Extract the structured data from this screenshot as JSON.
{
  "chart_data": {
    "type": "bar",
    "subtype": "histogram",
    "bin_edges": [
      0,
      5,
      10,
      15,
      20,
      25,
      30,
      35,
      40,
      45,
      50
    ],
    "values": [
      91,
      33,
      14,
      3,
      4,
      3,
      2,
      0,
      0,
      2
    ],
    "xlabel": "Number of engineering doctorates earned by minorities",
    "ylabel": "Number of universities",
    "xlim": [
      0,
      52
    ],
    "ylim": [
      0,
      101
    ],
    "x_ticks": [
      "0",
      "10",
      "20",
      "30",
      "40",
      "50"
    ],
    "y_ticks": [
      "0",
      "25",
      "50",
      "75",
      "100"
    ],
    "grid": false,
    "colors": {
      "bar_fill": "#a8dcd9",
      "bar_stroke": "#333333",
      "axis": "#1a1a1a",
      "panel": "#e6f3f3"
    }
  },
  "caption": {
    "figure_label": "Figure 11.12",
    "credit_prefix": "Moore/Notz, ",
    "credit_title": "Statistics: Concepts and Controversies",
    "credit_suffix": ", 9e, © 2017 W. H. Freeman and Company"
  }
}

--

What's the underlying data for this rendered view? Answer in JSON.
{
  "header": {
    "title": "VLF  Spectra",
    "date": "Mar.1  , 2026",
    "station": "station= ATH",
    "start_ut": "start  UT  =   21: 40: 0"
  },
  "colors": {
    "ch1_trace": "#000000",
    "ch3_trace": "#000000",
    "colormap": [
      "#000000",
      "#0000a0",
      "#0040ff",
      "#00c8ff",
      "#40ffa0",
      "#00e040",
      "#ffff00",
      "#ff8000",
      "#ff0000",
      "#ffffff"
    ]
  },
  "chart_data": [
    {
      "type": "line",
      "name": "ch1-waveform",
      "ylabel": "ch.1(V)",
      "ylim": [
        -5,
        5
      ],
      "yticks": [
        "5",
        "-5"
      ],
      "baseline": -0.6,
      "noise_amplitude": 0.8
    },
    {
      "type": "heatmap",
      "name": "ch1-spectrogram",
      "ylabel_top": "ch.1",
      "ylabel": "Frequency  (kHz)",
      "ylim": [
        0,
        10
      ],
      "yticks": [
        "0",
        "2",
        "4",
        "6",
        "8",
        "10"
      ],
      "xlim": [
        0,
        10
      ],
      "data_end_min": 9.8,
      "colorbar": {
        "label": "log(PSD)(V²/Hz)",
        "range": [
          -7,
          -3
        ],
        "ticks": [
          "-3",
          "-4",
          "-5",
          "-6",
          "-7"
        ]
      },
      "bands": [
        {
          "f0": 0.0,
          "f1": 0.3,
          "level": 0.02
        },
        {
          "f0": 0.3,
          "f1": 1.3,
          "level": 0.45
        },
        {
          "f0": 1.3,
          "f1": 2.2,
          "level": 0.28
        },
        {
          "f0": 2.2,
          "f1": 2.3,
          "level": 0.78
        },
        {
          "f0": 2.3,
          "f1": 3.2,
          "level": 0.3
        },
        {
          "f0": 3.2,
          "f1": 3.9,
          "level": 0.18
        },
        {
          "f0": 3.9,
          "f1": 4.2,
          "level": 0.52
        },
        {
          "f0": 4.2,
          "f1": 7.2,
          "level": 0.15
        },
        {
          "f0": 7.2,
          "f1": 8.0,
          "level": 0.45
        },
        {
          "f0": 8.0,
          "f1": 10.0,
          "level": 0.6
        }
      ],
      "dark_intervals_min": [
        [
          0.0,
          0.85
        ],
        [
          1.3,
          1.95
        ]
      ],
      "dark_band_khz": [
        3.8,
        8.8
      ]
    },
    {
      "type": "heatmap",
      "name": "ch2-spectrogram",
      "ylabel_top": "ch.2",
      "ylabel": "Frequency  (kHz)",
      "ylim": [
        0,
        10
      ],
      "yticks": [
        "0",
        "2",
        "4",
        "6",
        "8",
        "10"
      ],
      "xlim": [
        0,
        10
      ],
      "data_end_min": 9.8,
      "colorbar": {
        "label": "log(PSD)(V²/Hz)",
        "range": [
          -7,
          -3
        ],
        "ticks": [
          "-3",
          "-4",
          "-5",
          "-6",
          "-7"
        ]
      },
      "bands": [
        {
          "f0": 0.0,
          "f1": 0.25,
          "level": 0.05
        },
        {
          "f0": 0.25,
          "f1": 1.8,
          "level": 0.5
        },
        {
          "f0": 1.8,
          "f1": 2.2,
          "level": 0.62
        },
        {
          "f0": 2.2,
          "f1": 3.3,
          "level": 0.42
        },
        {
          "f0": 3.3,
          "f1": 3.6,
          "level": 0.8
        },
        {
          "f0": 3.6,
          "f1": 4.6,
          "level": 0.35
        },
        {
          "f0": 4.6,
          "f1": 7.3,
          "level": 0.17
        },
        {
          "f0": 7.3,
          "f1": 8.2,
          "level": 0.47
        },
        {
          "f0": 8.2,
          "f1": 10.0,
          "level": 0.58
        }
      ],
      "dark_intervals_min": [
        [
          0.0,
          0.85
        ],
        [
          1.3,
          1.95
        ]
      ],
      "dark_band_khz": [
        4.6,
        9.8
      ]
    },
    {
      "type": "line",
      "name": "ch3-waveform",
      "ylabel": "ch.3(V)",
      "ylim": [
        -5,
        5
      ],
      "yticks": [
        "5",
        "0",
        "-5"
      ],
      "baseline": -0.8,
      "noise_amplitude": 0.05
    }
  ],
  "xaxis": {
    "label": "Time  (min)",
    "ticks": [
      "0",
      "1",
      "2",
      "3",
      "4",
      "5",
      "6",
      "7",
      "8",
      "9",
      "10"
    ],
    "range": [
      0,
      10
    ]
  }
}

▸ **Task goal**:
State only how many lines in the material include "this".

▸ **Task solution**:
2